Task prompt:
Can you output the lines from the one containing "intro-line-3: 干给予一次性购房补贴。在乙方为甲方工作未满十年的条件下，本补贴款暂以借款形 —" through the last line of the records as a JSON list of strings, one string per line and with blank lines omitted?

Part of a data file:
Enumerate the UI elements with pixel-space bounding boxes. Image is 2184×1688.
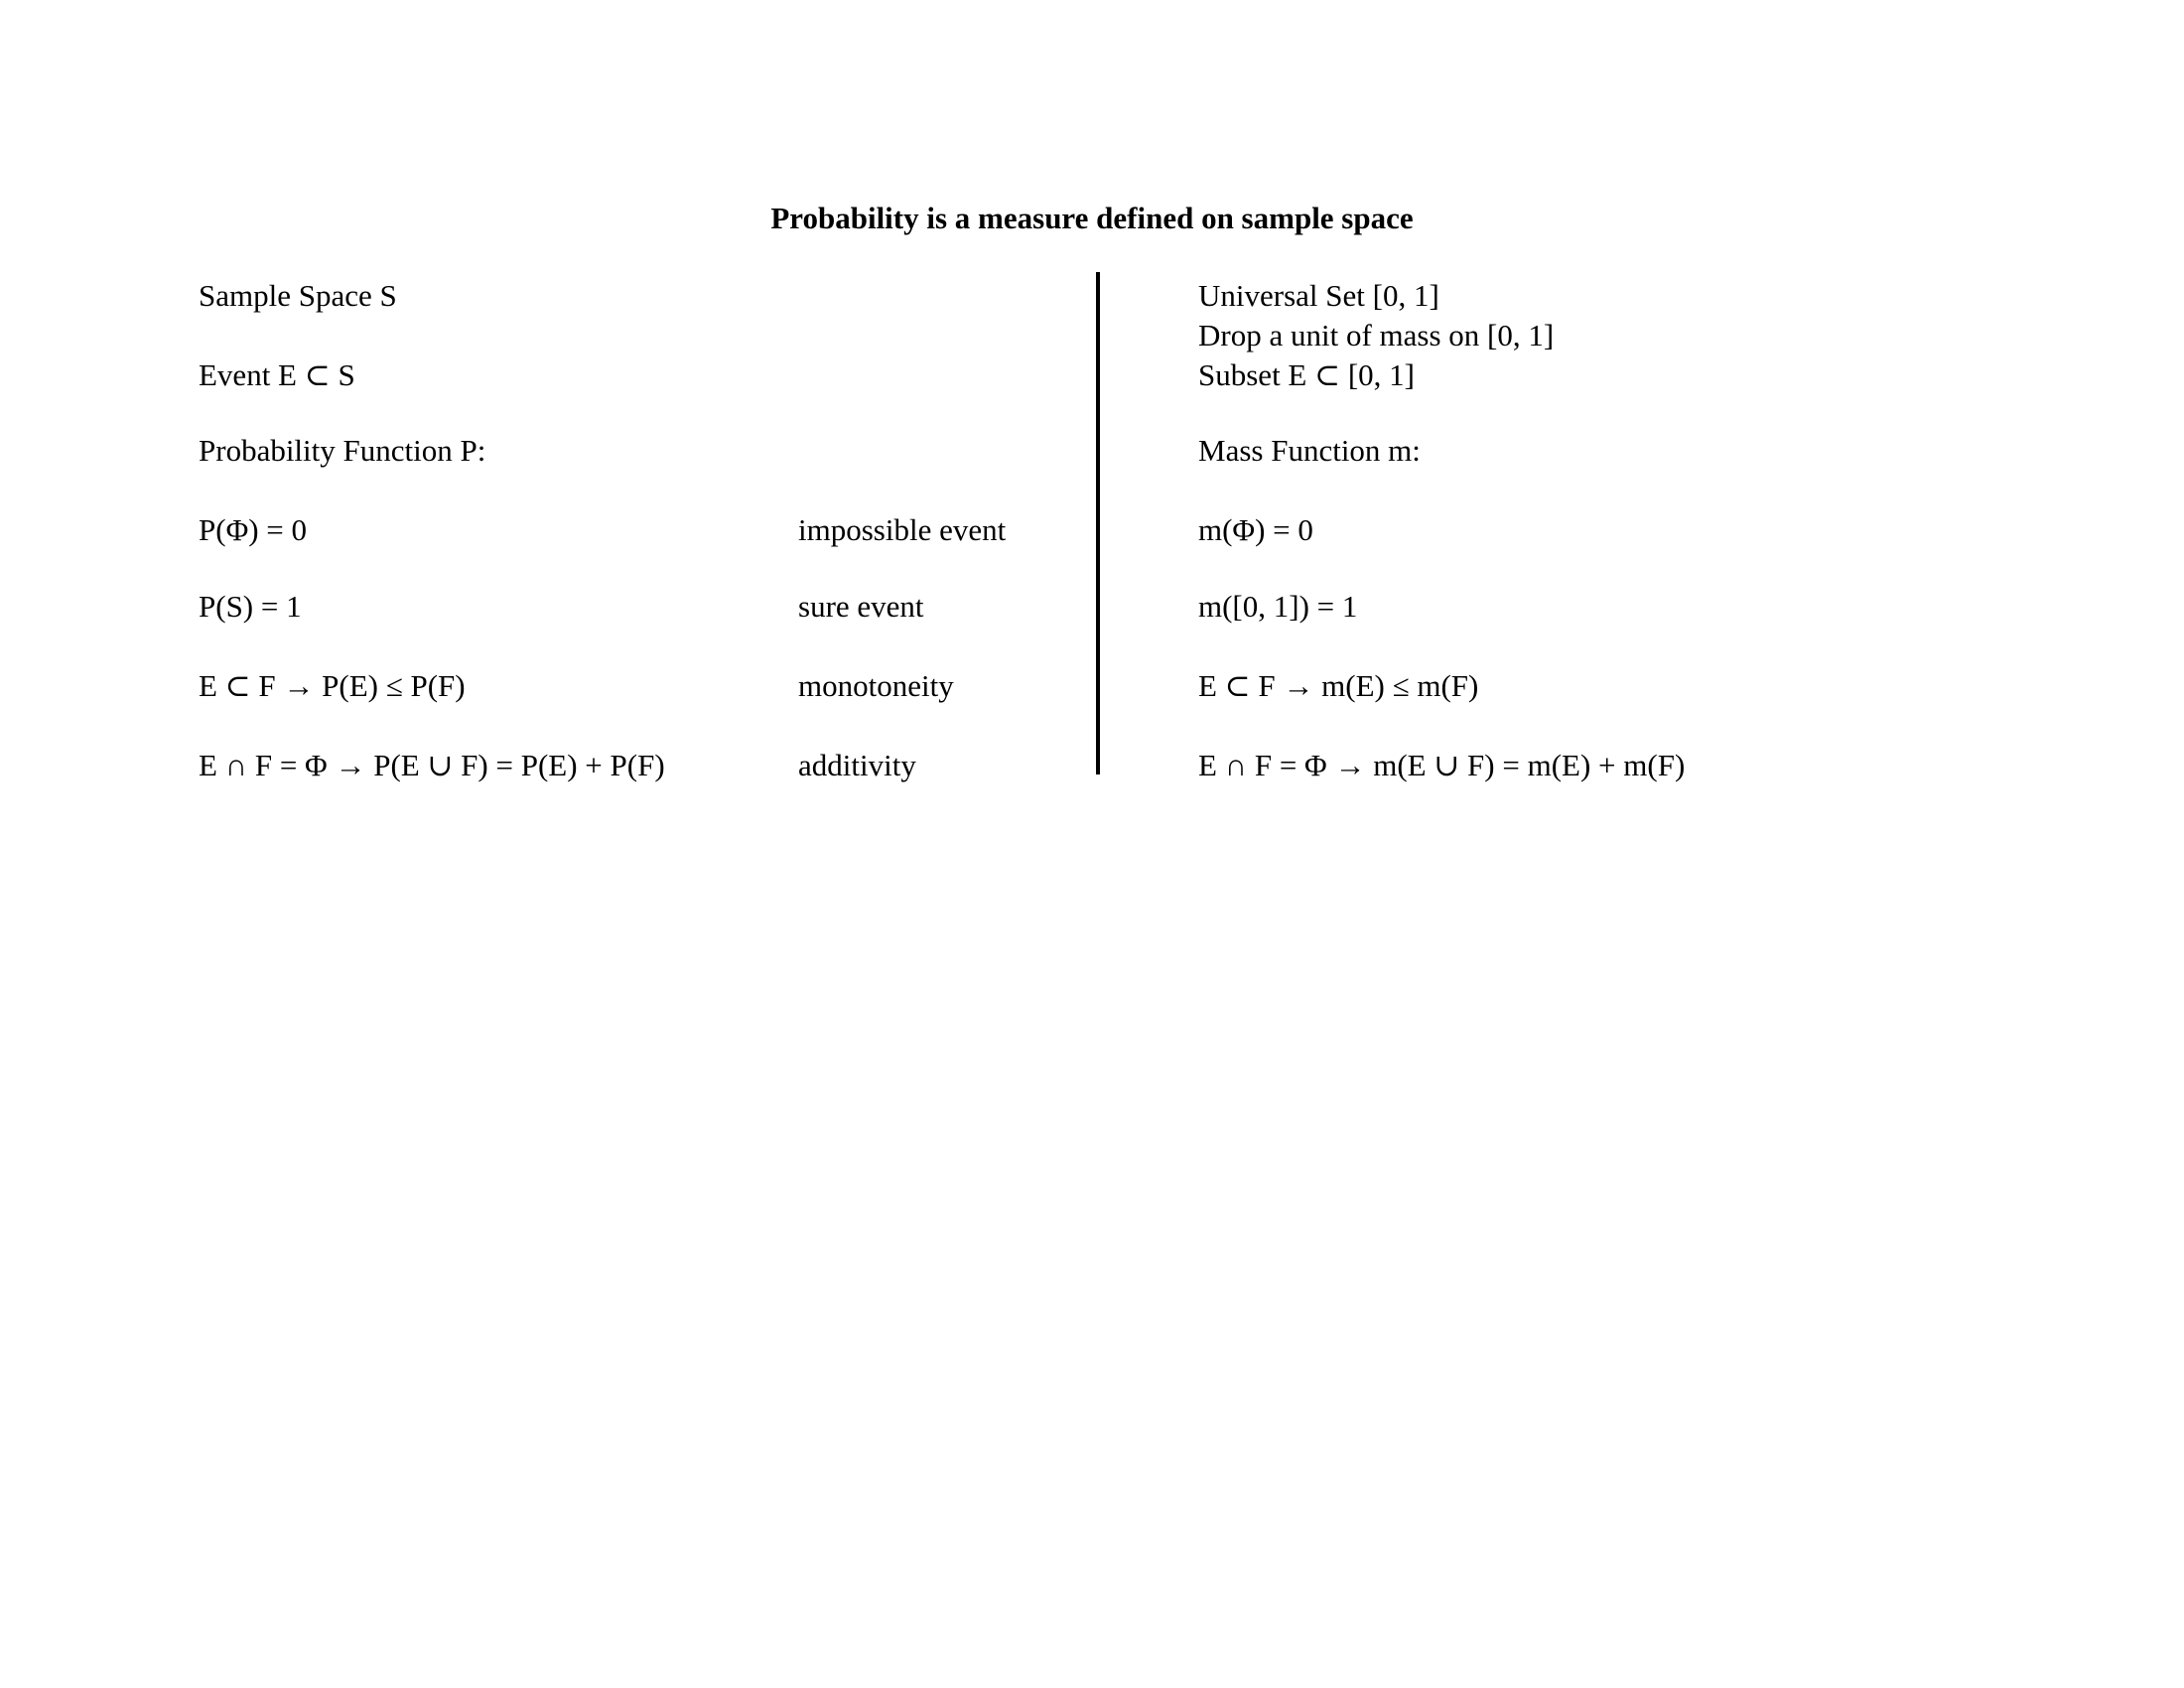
rule-formula-monotoneity: E ⊂ F → P(E) ≤ P(F) (199, 668, 466, 703)
drop-mass-label: Drop a unit of mass on [0, 1] (1198, 318, 1555, 352)
mass-rule-impossible: m(Φ) = 0 (1198, 512, 1313, 547)
universal-set-label: Universal Set [0, 1] (1198, 278, 1439, 313)
mass-rule-sure: m([0, 1]) = 1 (1198, 589, 1358, 624)
event-label: Event E ⊂ S (199, 357, 355, 392)
subset-label: Subset E ⊂ [0, 1] (1198, 357, 1415, 392)
mass-function-label: Mass Function m: (1198, 433, 1421, 468)
rule-formula-impossible: P(Φ) = 0 (199, 512, 308, 547)
probability-function-label: Probability Function P: (199, 433, 486, 468)
page-title: Probability is a measure defined on sample space (770, 201, 1414, 235)
column-divider (1096, 272, 1100, 774)
rule-name-sure: sure event (798, 589, 924, 624)
mass-rule-monotoneity: E ⊂ F → m(E) ≤ m(F) (1198, 668, 1479, 703)
rule-name-additivity: additivity (798, 748, 916, 782)
sample-space-label: Sample Space S (199, 278, 397, 313)
rule-formula-additivity: E ∩ F = Φ → P(E ∪ F) = P(E) + P(F) (199, 748, 665, 782)
rule-name-monotoneity: monotoneity (798, 668, 954, 703)
rule-name-impossible: impossible event (798, 512, 1007, 547)
mass-rule-additivity: E ∩ F = Φ → m(E ∪ F) = m(E) + m(F) (1198, 748, 1686, 782)
rule-formula-sure: P(S) = 1 (199, 589, 302, 624)
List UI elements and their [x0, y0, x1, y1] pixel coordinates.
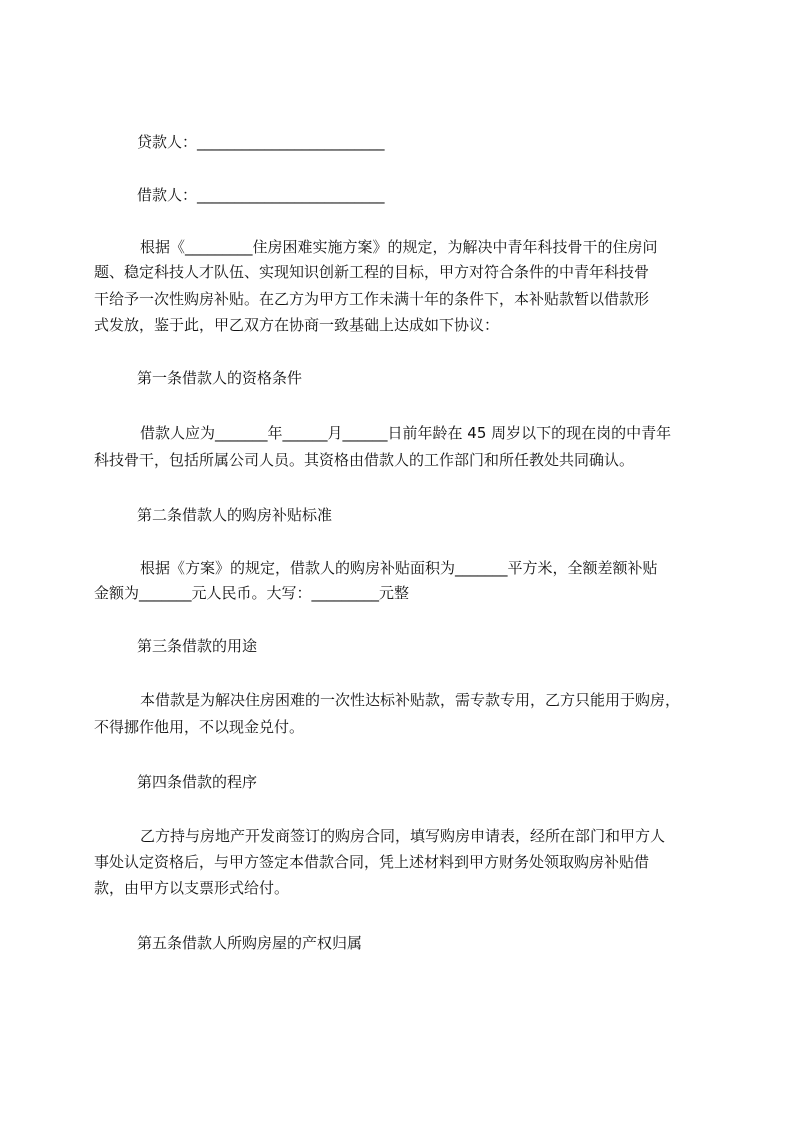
intro-line-3: 干给予一次性购房补贴。在乙方为甲方工作未满十年的条件下，本补贴款暂以借款形 — [94, 290, 650, 308]
intro-line-2: 题、稳定科技人才队伍、实现知识创新工程的目标，甲方对符合条件的中青年科技骨 — [94, 263, 650, 281]
borrower-label: 借款人：_________________________ — [137, 186, 385, 204]
article1-line-1: 借款人应为_______年______月______日前年龄在 45 周岁以下的现在岗的中青年 — [140, 424, 672, 442]
article2-line-1: 根据《方案》的规定，借款人的购房补贴面积为_______平方米，全额差额补贴 — [140, 559, 658, 577]
lender-label: 贷款人：_________________________ — [137, 133, 385, 151]
article4-line-1: 乙方持与房地产开发商签订的购房合同，填写购房申请表，经所在部门和甲方人 — [140, 827, 666, 845]
article1-line-2: 科技骨干，包括所属公司人员。其资格由借款人的工作部门和所任教处共同确认。 — [94, 451, 635, 469]
intro-line-1: 根据《_________住房困难实施方案》的规定，为解决中青年科技骨干的住房问 — [140, 238, 658, 256]
article3-title: 第三条借款的用途 — [137, 637, 258, 655]
article4-title: 第四条借款的程序 — [137, 773, 258, 791]
article2-line-2: 金额为_______元人民币。大写：_________元整 — [94, 584, 410, 602]
article3-line-2: 不得挪作他用，不以现金兑付。 — [94, 718, 305, 736]
article1-title: 第一条借款人的资格条件 — [137, 369, 303, 387]
article4-line-3: 款，由甲方以支票形式给付。 — [94, 879, 290, 897]
article5-title: 第五条借款人所购房屋的产权归属 — [137, 934, 363, 952]
article4-line-2: 事处认定资格后，与甲方签定本借款合同，凭上述材料到甲方财务处领取购房补贴借 — [94, 853, 650, 871]
article2-title: 第二条借款人的购房补贴标准 — [137, 506, 333, 524]
article3-line-1: 本借款是为解决住房困难的一次性达标补贴款，需专款专用，乙方只能用于购房， — [140, 691, 681, 709]
intro-line-4: 式发放，鉴于此，甲乙双方在协商一致基础上达成如下协议： — [94, 316, 500, 334]
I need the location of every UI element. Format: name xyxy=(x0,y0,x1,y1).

Solution for this problem:
[
  "intro-line-3: 干给予一次性购房补贴。在乙方为甲方工作未满十年的条件下，本补贴款暂以借款形 — [94, 290, 650, 308]",
  "intro-line-2: 题、稳定科技人才队伍、实现知识创新工程的目标，甲方对符合条件的中青年科技骨 — [94, 263, 650, 281]",
  "borrower-label: 借款人：_________________________ — [137, 186, 385, 204]",
  "article1-line-1: 借款人应为_______年______月______日前年龄在 45 周岁以下的现在岗的中青年 — [140, 424, 672, 442]",
  "article2-line-1: 根据《方案》的规定，借款人的购房补贴面积为_______平方米，全额差额补贴 — [140, 559, 658, 577]",
  "lender-label: 贷款人：_________________________ — [137, 133, 385, 151]",
  "article4-line-1: 乙方持与房地产开发商签订的购房合同，填写购房申请表，经所在部门和甲方人 — [140, 827, 666, 845]",
  "article1-line-2: 科技骨干，包括所属公司人员。其资格由借款人的工作部门和所任教处共同确认。 — [94, 451, 635, 469]",
  "intro-line-1: 根据《_________住房困难实施方案》的规定，为解决中青年科技骨干的住房问 — [140, 238, 658, 256]",
  "article3-title: 第三条借款的用途 — [137, 637, 258, 655]",
  "article4-title: 第四条借款的程序 — [137, 773, 258, 791]",
  "article2-line-2: 金额为_______元人民币。大写：_________元整 — [94, 584, 410, 602]",
  "article3-line-2: 不得挪作他用，不以现金兑付。 — [94, 718, 305, 736]",
  "article1-title: 第一条借款人的资格条件 — [137, 369, 303, 387]",
  "article4-line-3: 款，由甲方以支票形式给付。 — [94, 879, 290, 897]",
  "article5-title: 第五条借款人所购房屋的产权归属 — [137, 934, 363, 952]",
  "article4-line-2: 事处认定资格后，与甲方签定本借款合同，凭上述材料到甲方财务处领取购房补贴借 — [94, 853, 650, 871]",
  "article2-title: 第二条借款人的购房补贴标准 — [137, 506, 333, 524]",
  "article3-line-1: 本借款是为解决住房困难的一次性达标补贴款，需专款专用，乙方只能用于购房， — [140, 691, 681, 709]",
  "intro-line-4: 式发放，鉴于此，甲乙双方在协商一致基础上达成如下协议： — [94, 316, 500, 334]",
  "I need the location of every UI element. Format: name xyxy=(x0,y0,x1,y1)."
]